<<<<

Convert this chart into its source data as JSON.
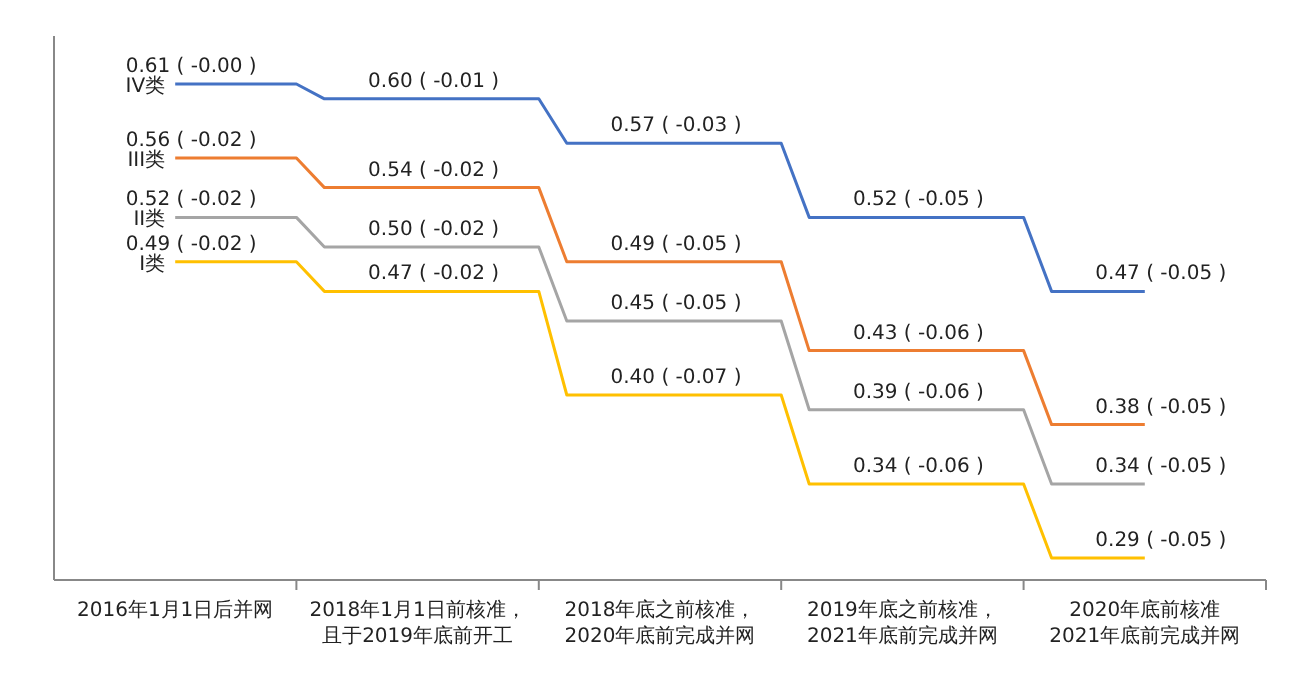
{
  "chart_data": {
    "type": "step",
    "categories": [
      "2016年1月1日后并网",
      "2018年1月1日前核准，且于2019年底前开工",
      "2018年底之前核准，2020年底前完成并网",
      "2019年底之前核准，2021年底前完成并网",
      "2020年底前核准2021年底前完成并网"
    ],
    "series": [
      {
        "name": "IV类",
        "color": "#4472c4",
        "values": [
          0.61,
          0.6,
          0.57,
          0.52,
          0.47
        ],
        "value_labels": [
          "0.61 ( -0.00 )",
          "0.60 ( -0.01 )",
          "0.57 ( -0.03 )",
          "0.52 ( -0.05 )",
          "0.47 ( -0.05 )"
        ]
      },
      {
        "name": "III类",
        "color": "#ed7d31",
        "values": [
          0.56,
          0.54,
          0.49,
          0.43,
          0.38
        ],
        "value_labels": [
          "0.56 ( -0.02 )",
          "0.54 ( -0.02 )",
          "0.49 ( -0.05 )",
          "0.43 ( -0.06 )",
          "0.38 ( -0.05 )"
        ]
      },
      {
        "name": "II类",
        "color": "#a5a5a5",
        "values": [
          0.52,
          0.5,
          0.45,
          0.39,
          0.34
        ],
        "value_labels": [
          "0.52 ( -0.02 )",
          "0.50 ( -0.02 )",
          "0.45 ( -0.05 )",
          "0.39 ( -0.06 )",
          "0.34 ( -0.05 )"
        ]
      },
      {
        "name": "I类",
        "color": "#ffc000",
        "values": [
          0.49,
          0.47,
          0.4,
          0.34,
          0.29
        ],
        "value_labels": [
          "0.49 ( -0.02 )",
          "0.47 ( -0.02 )",
          "0.40 ( -0.07 )",
          "0.34 ( -0.06 )",
          "0.29 ( -0.05 )"
        ]
      }
    ],
    "tick_labels": "x"
  }
}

>>>>

Tally the lines of the listing that include "color". Reply with nothing but the count.

▸ SOLVED PROBLEM
4